* **WRITTEN PROBLEM**: From the entries that follow, gather each line holding the word "location".

* **RECORDS FOR THE TASK**:
####################

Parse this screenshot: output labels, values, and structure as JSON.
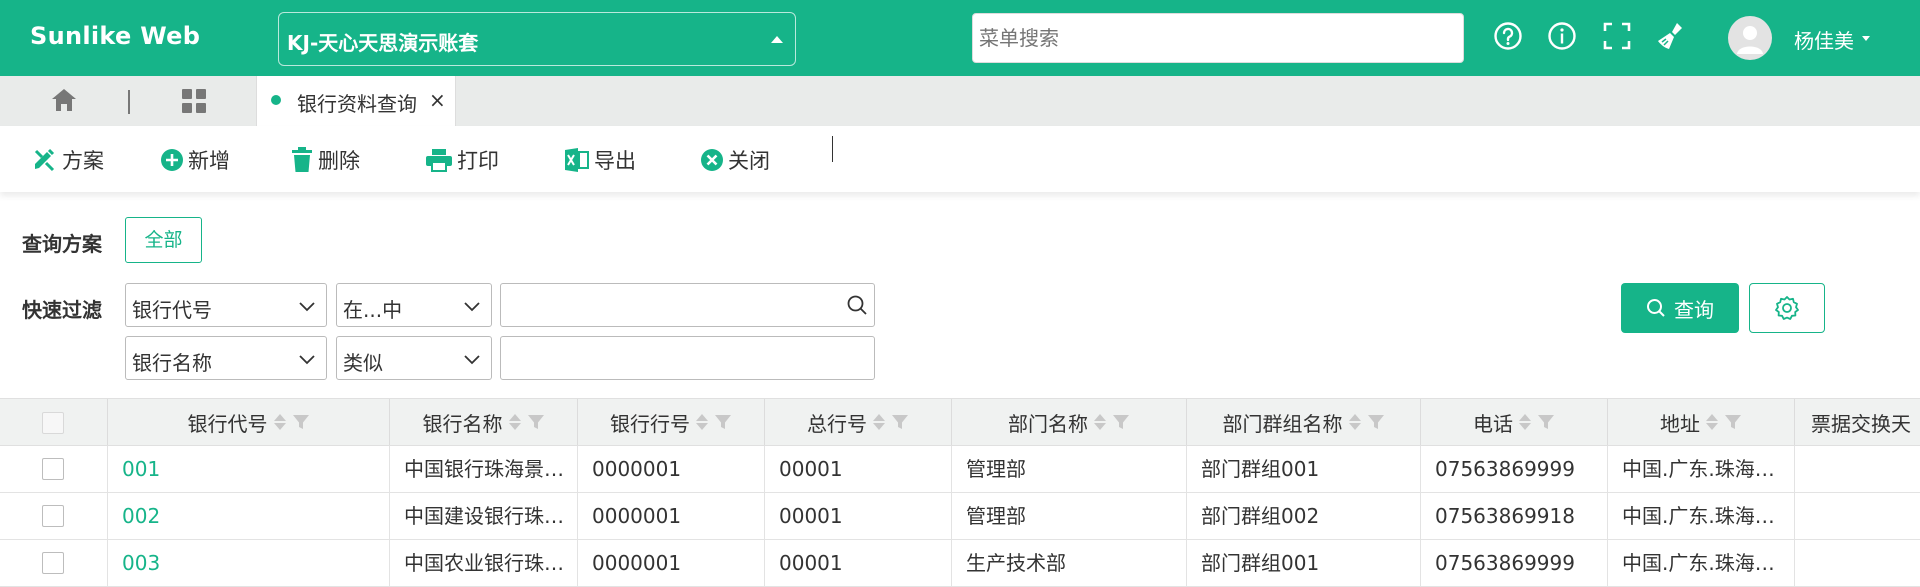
{
  "header": {
    "logo": "Sunlike Web",
    "account": "KJ-天心天思演示账套",
    "menu_search_placeholder": "菜单搜索",
    "username": "杨佳美",
    "icons": [
      "help-circle-icon",
      "info-circle-icon",
      "fullscreen-icon",
      "broom-icon"
    ],
    "bg_color": "#16b489"
  },
  "tabs": {
    "active": "银行资料查询",
    "close": "×"
  },
  "toolbar": {
    "scheme": "方案",
    "add": "新增",
    "delete": "删除",
    "print": "打印",
    "export": "导出",
    "close": "关闭"
  },
  "query": {
    "scheme_label": "查询方案",
    "scheme_all": "全部",
    "filter_label": "快速过滤",
    "filter1_field": "银行代号",
    "filter1_op": "在...中",
    "filter1_value": "",
    "filter2_field": "银行名称",
    "filter2_op": "类似",
    "filter2_value": "",
    "query_button": "查询"
  },
  "table": {
    "columns": [
      "银行代号",
      "银行名称",
      "银行行号",
      "总行号",
      "部门名称",
      "部门群组名称",
      "电话",
      "地址",
      "票据交换天"
    ],
    "rows": [
      [
        "001",
        "中国银行珠海景山路支行",
        "0000001",
        "00001",
        "管理部",
        "部门群组001",
        "07563869999",
        "中国.广东.珠海市香洲区",
        ""
      ],
      [
        "002",
        "中国建设银行珠海分行",
        "0000001",
        "00001",
        "管理部",
        "部门群组002",
        "07563869918",
        "中国.广东.珠海市香洲区",
        ""
      ],
      [
        "003",
        "中国农业银行珠海分行",
        "0000001",
        "00001",
        "生产技术部",
        "部门群组001",
        "07563869999",
        "中国.广东.珠海市香洲区",
        ""
      ]
    ]
  }
}
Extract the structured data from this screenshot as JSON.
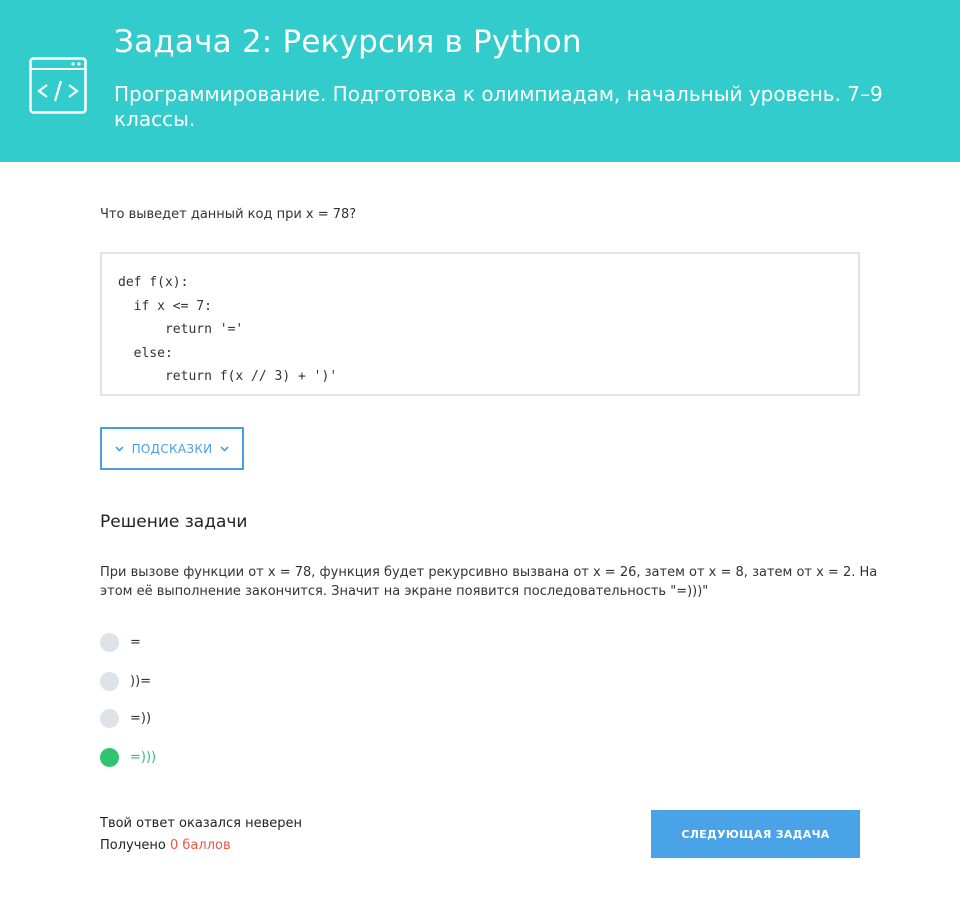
{
  "header": {
    "title": "Задача 2: Рекурсия в Python",
    "subtitle": "Программирование. Подготовка к олимпиадам, начальный уровень. 7–9 классы.",
    "icon": "code-window-icon"
  },
  "task": {
    "question": "Что выведет данный код при x = 78?",
    "code_lines": [
      "def f(x):",
      "  if x <= 7:",
      "      return '='",
      "  else:",
      "      return f(x // 3) + ')'"
    ]
  },
  "hints": {
    "label": "ПОДСКАЗКИ",
    "icon": "chevron-down-icon"
  },
  "solution": {
    "title": "Решение задачи",
    "text": "При вызове функции от x = 78, функция будет рекурсивно вызвана от x = 26, затем от x = 8, затем от x = 2. На этом её выполнение закончится. Значит на экране появится последовательность \"=)))\""
  },
  "options": [
    {
      "label": "=",
      "selected": false
    },
    {
      "label": "))=",
      "selected": false
    },
    {
      "label": "=))",
      "selected": false
    },
    {
      "label": "=)))",
      "selected": true
    }
  ],
  "result": {
    "message": "Твой ответ оказался неверен",
    "score_prefix": "Получено",
    "score_value": "0 баллов"
  },
  "next_button": {
    "label": "СЛЕДУЮЩАЯ ЗАДАЧА"
  },
  "colors": {
    "header": "#33cccc",
    "accent_blue": "#4aa3e6",
    "correct_green": "#2fc46f",
    "score_red": "#ee5544"
  }
}
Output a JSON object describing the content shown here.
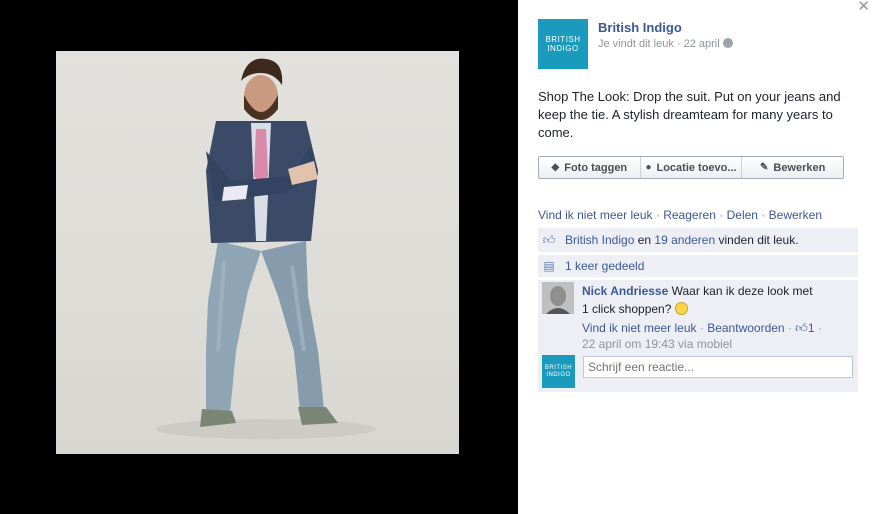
{
  "photo": {
    "alt": ""
  },
  "post": {
    "page_name": "British Indigo",
    "page_logo": {
      "line1": "BRITISH",
      "line2": "INDIGO"
    },
    "meta": "Je vindt dit leuk · 22 april",
    "text": "Shop The Look: Drop the suit. Put on your jeans and keep the tie. A stylish dreamteam for many years to come."
  },
  "actions": {
    "tag": "Foto taggen",
    "location": "Locatie toevo...",
    "edit": "Bewerken"
  },
  "links": {
    "unlike": "Vind ik niet meer leuk",
    "comment": "Reageren",
    "share": "Delen",
    "edit": "Bewerken",
    "separator": "·"
  },
  "likes": {
    "page": "British Indigo",
    "and": "en",
    "others": "19 anderen",
    "suffix": "vinden dit leuk."
  },
  "shares": {
    "text": "1 keer gedeeld"
  },
  "comment": {
    "author": "Nick Andriesse",
    "text": "Waar kan ik deze look met 1 click shoppen?",
    "unlike": "Vind ik niet meer leuk",
    "reply": "Beantwoorden",
    "like_count": "1",
    "time": "22 april om 19:43 via mobiel"
  },
  "reply": {
    "placeholder": "Schrijf een reactie...",
    "logo": {
      "line1": "BRITISH",
      "line2": "INDIGO"
    }
  },
  "colors": {
    "brand": "#1a9bbd",
    "link": "#3b5998",
    "ufi_bg": "#edeff4"
  },
  "icons": {
    "close": "close-icon",
    "tag": "tag-icon",
    "location": "map-pin-icon",
    "edit": "pencil-icon",
    "like": "thumbs-up-icon",
    "share": "share-icon",
    "globe": "globe-icon",
    "smiley": "smiley-icon"
  }
}
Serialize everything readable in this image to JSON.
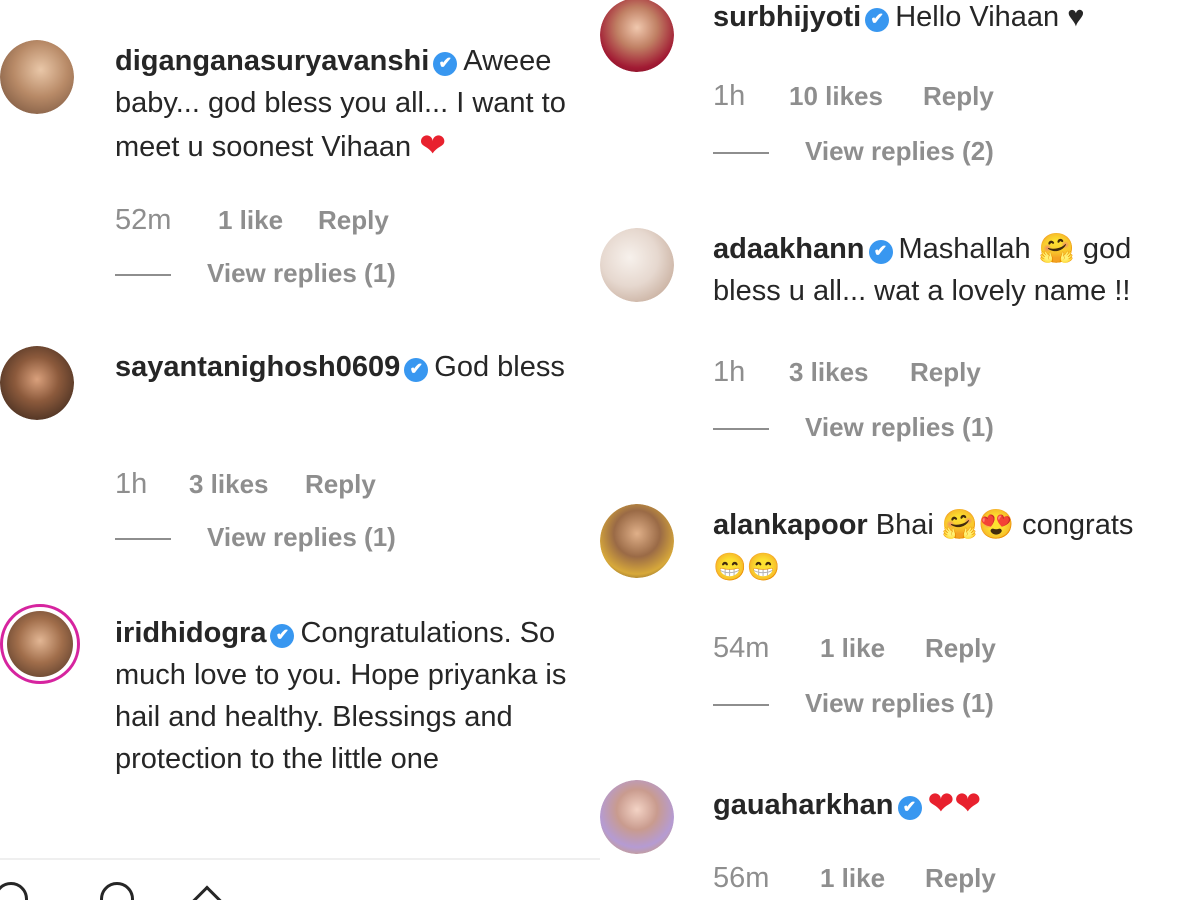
{
  "left_column": [
    {
      "username": "diganganasuryavanshi",
      "verified": true,
      "text": "Aweee baby... god bless you all... I want to meet u soonest Vihaan",
      "emoji": "❤",
      "time": "52m",
      "likes": "1 like",
      "reply": "Reply",
      "view_replies": "View replies (1)"
    },
    {
      "username": "sayantanighosh0609",
      "verified": true,
      "text": "God bless",
      "time": "1h",
      "likes": "3 likes",
      "reply": "Reply",
      "view_replies": "View replies (1)"
    },
    {
      "username": "iridhidogra",
      "verified": true,
      "text": "Congratulations. So much love to you. Hope priyanka is hail and healthy. Blessings and protection to the little one"
    }
  ],
  "right_column": [
    {
      "username": "surbhijyoti",
      "verified": true,
      "text": "Hello Vihaan ♥",
      "time": "1h",
      "likes": "10 likes",
      "reply": "Reply",
      "view_replies": "View replies (2)"
    },
    {
      "username": "adaakhann",
      "verified": true,
      "text": "Mashallah 🤗 god bless u all... wat a lovely name !!",
      "time": "1h",
      "likes": "3 likes",
      "reply": "Reply",
      "view_replies": "View replies (1)"
    },
    {
      "username": "alankapoor",
      "verified": false,
      "text": "Bhai 🤗😍 congrats",
      "text2": "😁😁",
      "time": "54m",
      "likes": "1 like",
      "reply": "Reply",
      "view_replies": "View replies (1)"
    },
    {
      "username": "gauaharkhan",
      "verified": true,
      "text": "❤❤",
      "time": "56m",
      "likes": "1 like",
      "reply": "Reply"
    }
  ],
  "icons": {
    "verified": "✔"
  },
  "colors": {
    "verified": "#3897f0",
    "muted": "#8e8e8e",
    "text": "#262626",
    "story_ring": "#d6249f"
  }
}
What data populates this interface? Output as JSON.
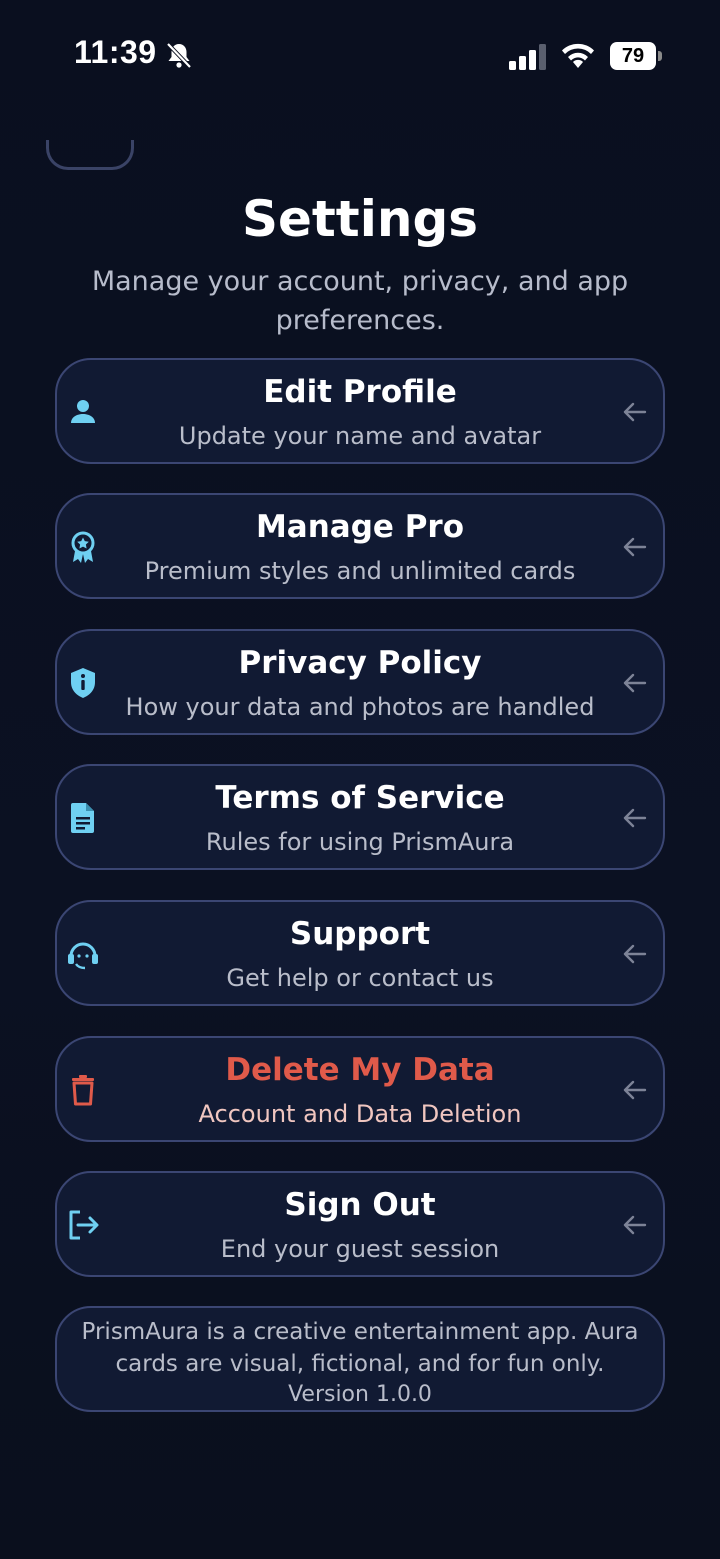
{
  "status_bar": {
    "time": "11:39",
    "battery": "79",
    "icons": [
      "bell-muted-icon",
      "cellular-signal-icon",
      "wifi-icon",
      "battery-icon"
    ]
  },
  "header": {
    "title": "Settings",
    "subtitle": "Manage your account, privacy, and app preferences."
  },
  "colors": {
    "accent": "#6fd0f2",
    "danger": "#e05a4a",
    "card_border": "#3b4673",
    "background": "#0b1020"
  },
  "menu": {
    "items": [
      {
        "label": "Edit Profile",
        "desc": "Update your name and avatar",
        "icon": "user-icon"
      },
      {
        "label": "Manage Pro",
        "desc": "Premium styles and unlimited cards",
        "icon": "badge-star-icon"
      },
      {
        "label": "Privacy Policy",
        "desc": "How your data and photos are handled",
        "icon": "shield-info-icon"
      },
      {
        "label": "Terms of Service",
        "desc": "Rules for using PrismAura",
        "icon": "document-icon"
      },
      {
        "label": "Support",
        "desc": "Get help or contact us",
        "icon": "support-agent-icon"
      },
      {
        "label": "Delete My Data",
        "desc": "Account and Data Deletion",
        "icon": "trash-icon"
      },
      {
        "label": "Sign Out",
        "desc": "End your guest session",
        "icon": "logout-icon"
      }
    ]
  },
  "footer": {
    "text": "PrismAura is a creative entertainment app. Aura cards are visual, fictional, and for fun only.",
    "version": "Version 1.0.0"
  }
}
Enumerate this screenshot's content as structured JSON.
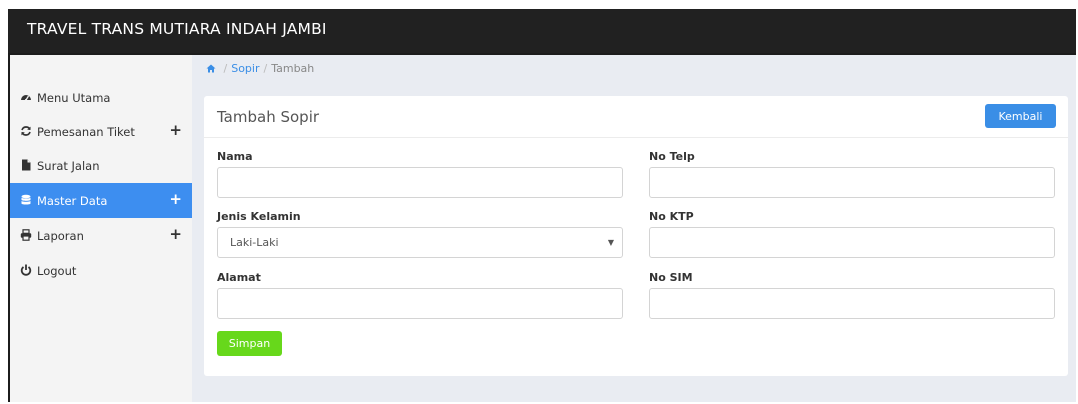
{
  "app": {
    "title": "TRAVEL TRANS MUTIARA INDAH JAMBI"
  },
  "sidebar": {
    "items": [
      {
        "label": "Menu Utama",
        "icon": "dashboard-icon",
        "has_plus": false,
        "active": false
      },
      {
        "label": "Pemesanan Tiket",
        "icon": "refresh-icon",
        "has_plus": true,
        "active": false
      },
      {
        "label": "Surat Jalan",
        "icon": "file-icon",
        "has_plus": false,
        "active": false
      },
      {
        "label": "Master Data",
        "icon": "database-icon",
        "has_plus": true,
        "active": true
      },
      {
        "label": "Laporan",
        "icon": "print-icon",
        "has_plus": true,
        "active": false
      },
      {
        "label": "Logout",
        "icon": "power-icon",
        "has_plus": false,
        "active": false
      }
    ]
  },
  "breadcrumb": {
    "home_icon": "home-icon",
    "link": "Sopir",
    "current": "Tambah"
  },
  "form": {
    "title": "Tambah Sopir",
    "back_label": "Kembali",
    "save_label": "Simpan",
    "fields": {
      "nama": {
        "label": "Nama",
        "value": ""
      },
      "no_telp": {
        "label": "No Telp",
        "value": ""
      },
      "jenis_kelamin": {
        "label": "Jenis Kelamin",
        "value": "Laki-Laki"
      },
      "no_ktp": {
        "label": "No KTP",
        "value": ""
      },
      "alamat": {
        "label": "Alamat",
        "value": ""
      },
      "no_sim": {
        "label": "No SIM",
        "value": ""
      }
    }
  },
  "colors": {
    "topbar": "#212121",
    "sidebar_bg": "#f4f4f4",
    "active_item": "#3d8ef0",
    "primary_button": "#3a8ee6",
    "save_button": "#67d81b",
    "content_bg": "#e9ecf2"
  }
}
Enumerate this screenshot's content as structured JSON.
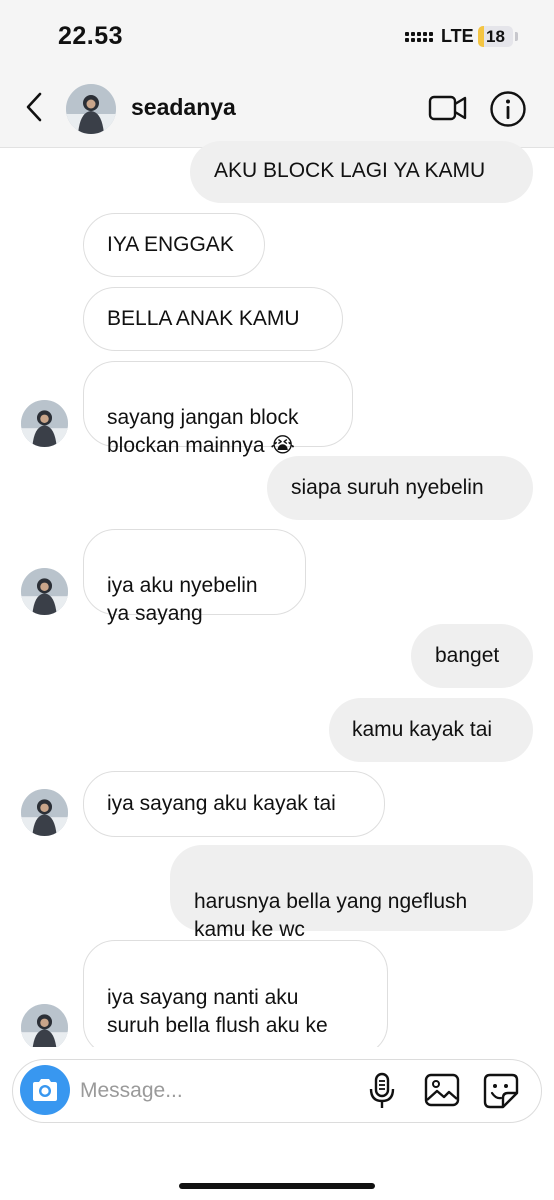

####################

* **RESPONSE TO THE EXERCISE**:
    "location": "Locatie toevo...",
    "location": "map-pin-icon",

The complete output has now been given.